[Dataset items]
================
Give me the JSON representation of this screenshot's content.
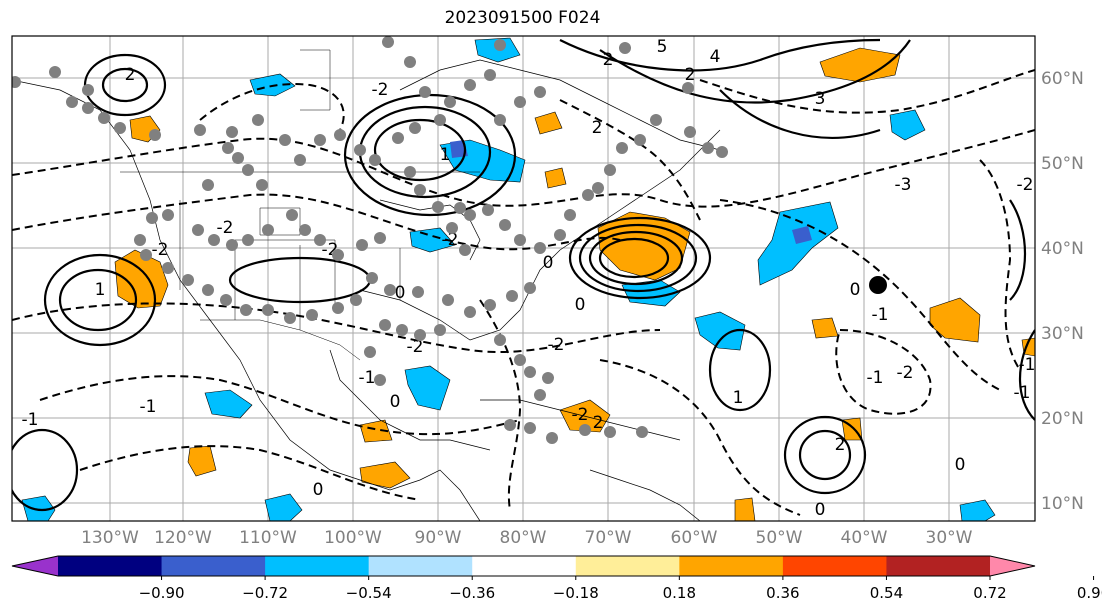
{
  "title": "2023091500 F024",
  "lon_ticks": [
    "130°W",
    "120°W",
    "110°W",
    "100°W",
    "90°W",
    "80°W",
    "70°W",
    "60°W",
    "50°W",
    "40°W",
    "30°W"
  ],
  "lat_ticks": [
    "60°N",
    "50°N",
    "40°N",
    "30°N",
    "20°N",
    "10°N"
  ],
  "colorbar": {
    "colors": [
      "#9932cc",
      "#000080",
      "#3a5fcd",
      "#00bfff",
      "#b0e2ff",
      "#ffffff",
      "#ffee99",
      "#ffa500",
      "#ff4500",
      "#b22222",
      "#ff88aa"
    ],
    "labels": [
      "−0.90",
      "−0.72",
      "−0.54",
      "−0.36",
      "−0.18",
      "0.18",
      "0.36",
      "0.54",
      "0.72",
      "0.90"
    ]
  },
  "contour_labels": [
    "5",
    "4",
    "3",
    "2",
    "2",
    "2",
    "0",
    "0",
    "0",
    "0",
    "0",
    "0",
    "0",
    "0",
    "-2",
    "-2",
    "-3",
    "-2",
    "-1",
    "-1",
    "-1",
    "2",
    "1",
    "1",
    "-2",
    "-2",
    "-2",
    "-2",
    "2",
    "-1",
    "-1",
    "-2",
    "-2",
    "-1",
    "1",
    "2",
    "-2",
    "-1"
  ],
  "colors": {
    "frame": "#000000",
    "grid": "#aaaaaa",
    "tick_text": "#808080",
    "station": "#808080",
    "positive_fill": "#ffa500",
    "negative_fill": "#00bfff"
  }
}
================
• [Stated problem] Set the pictures aside and transcribe the data above exactly.

• [Answer to the task]
Give me the JSON representation of this screenshot's content.
{
  "title": "2023091500 F024",
  "lon_ticks": [
    "130°W",
    "120°W",
    "110°W",
    "100°W",
    "90°W",
    "80°W",
    "70°W",
    "60°W",
    "50°W",
    "40°W",
    "30°W"
  ],
  "lat_ticks": [
    "60°N",
    "50°N",
    "40°N",
    "30°N",
    "20°N",
    "10°N"
  ],
  "colorbar": {
    "colors": [
      "#9932cc",
      "#000080",
      "#3a5fcd",
      "#00bfff",
      "#b0e2ff",
      "#ffffff",
      "#ffee99",
      "#ffa500",
      "#ff4500",
      "#b22222",
      "#ff88aa"
    ],
    "labels": [
      "−0.90",
      "−0.72",
      "−0.54",
      "−0.36",
      "−0.18",
      "0.18",
      "0.36",
      "0.54",
      "0.72",
      "0.90"
    ]
  },
  "contour_labels": [
    "5",
    "4",
    "3",
    "2",
    "2",
    "2",
    "0",
    "0",
    "0",
    "0",
    "0",
    "0",
    "0",
    "0",
    "-2",
    "-2",
    "-3",
    "-2",
    "-1",
    "-1",
    "-1",
    "2",
    "1",
    "1",
    "-2",
    "-2",
    "-2",
    "-2",
    "2",
    "-1",
    "-1",
    "-2",
    "-2",
    "-1",
    "1",
    "2",
    "-2",
    "-1"
  ],
  "colors": {
    "frame": "#000000",
    "grid": "#aaaaaa",
    "tick_text": "#808080",
    "station": "#808080",
    "positive_fill": "#ffa500",
    "negative_fill": "#00bfff"
  }
}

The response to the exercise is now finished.